Collected data:
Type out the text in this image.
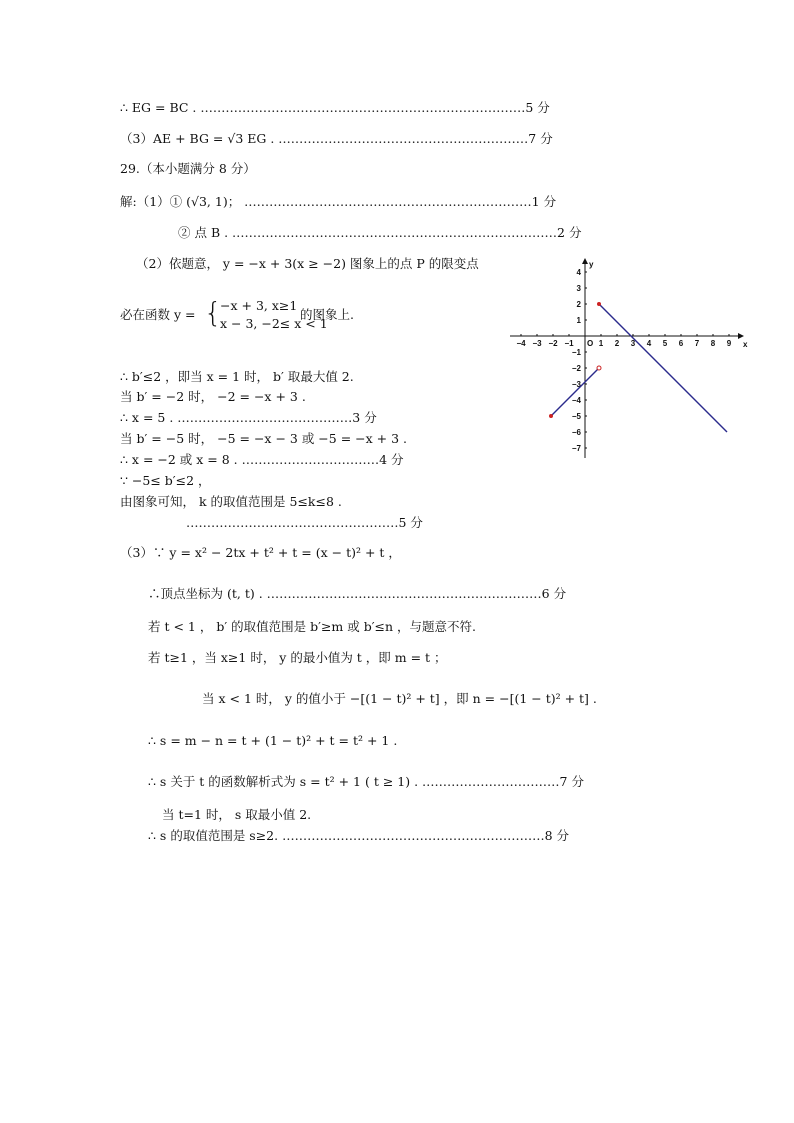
∴ EG = BC . ……………………………………………………………………5 分
（3）AE + BG = √3 EG . ……………………………………………………7 分
29.（本小题满分 8 分）
解:（1）① (√3, 1)； ……………………………………………………………1 分
② 点 B . ……………………………………………………………………2 分
（2）依题意， y = −x + 3(x ≥ −2) 图象上的点 P 的限变点
必在函数 y = {
−x + 3, x≥1
x − 3, −2≤ x < 1
的图象上.
∴ b′≤2 ，即当 x = 1 时， b′ 取最大值 2.
当 b′ = −2 时， −2 = −x + 3 .
∴ x = 5 . ……………………………………3 分
当 b′ = −5 时， −5 = −x − 3 或 −5 = −x + 3 .
∴ x = −2 或 x = 8 . ……………………………4 分
∵ −5≤ b′≤2 ，
由图象可知， k 的取值范围是 5≤k≤8 .
……………………………………………5 分
（3）∵ y = x² − 2tx + t² + t = (x − t)² + t ，
∴顶点坐标为 (t, t) . …………………………………………………………6 分
若 t < 1 ， b′ 的取值范围是 b′≥m 或 b′≤n ，与题意不符.
若 t≥1 ，当 x≥1 时， y 的最小值为 t ，即 m = t ；
当 x < 1 时， y 的值小于 −[(1 − t)² + t] ，即 n = −[(1 − t)² + t] .
∴ s = m − n = t + (1 − t)² + t = t² + 1 .
∴ s 关于 t 的函数解析式为 s = t² + 1 ( t ≥ 1) . ……………………………7 分
当 t=1 时， s 取最小值 2.
∴ s 的取值范围是 s≥2. ………………………………………………………8 分
−4 −3 −2 −1	1 2 3 4 5 6 7 8 9
4
3
2
1
−1
−2
−3
−4
−5
−6
−7
x
y
O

## Work required
Reproduce the listing word for word and omit its pictures.

## The result
Type out the text in this image.
∴ EG = BC . ……………………………………………………………………5 分
（3）AE + BG = √3 EG . ……………………………………………………7 分
29.（本小题满分 8 分）
解:（1）① (√3, 1)； ……………………………………………………………1 分
② 点 B . ……………………………………………………………………2 分
（2）依题意， y = −x + 3(x ≥ −2) 图象上的点 P 的限变点
必在函数 y = {
−x + 3, x≥1
x − 3, −2≤ x < 1
的图象上.
∴ b′≤2 ，即当 x = 1 时， b′ 取最大值 2.
当 b′ = −2 时， −2 = −x + 3 .
∴ x = 5 . ……………………………………3 分
当 b′ = −5 时， −5 = −x − 3 或 −5 = −x + 3 .
∴ x = −2 或 x = 8 . ……………………………4 分
∵ −5≤ b′≤2 ，
由图象可知， k 的取值范围是 5≤k≤8 .
……………………………………………5 分
（3）∵ y = x² − 2tx + t² + t = (x − t)² + t ，
∴顶点坐标为 (t, t) . …………………………………………………………6 分
若 t < 1 ， b′ 的取值范围是 b′≥m 或 b′≤n ，与题意不符.
若 t≥1 ，当 x≥1 时， y 的最小值为 t ，即 m = t ；
当 x < 1 时， y 的值小于 −[(1 − t)² + t] ，即 n = −[(1 − t)² + t] .
∴ s = m − n = t + (1 − t)² + t = t² + 1 .
∴ s 关于 t 的函数解析式为 s = t² + 1 ( t ≥ 1) . ……………………………7 分
当 t=1 时， s 取最小值 2.
∴ s 的取值范围是 s≥2. ………………………………………………………8 分
−4 −3 −2 −1	1 2 3 4 5 6 7 8 9
4
3
2
1
−1
−2
−3
−4
−5
−6
−7
x
y
O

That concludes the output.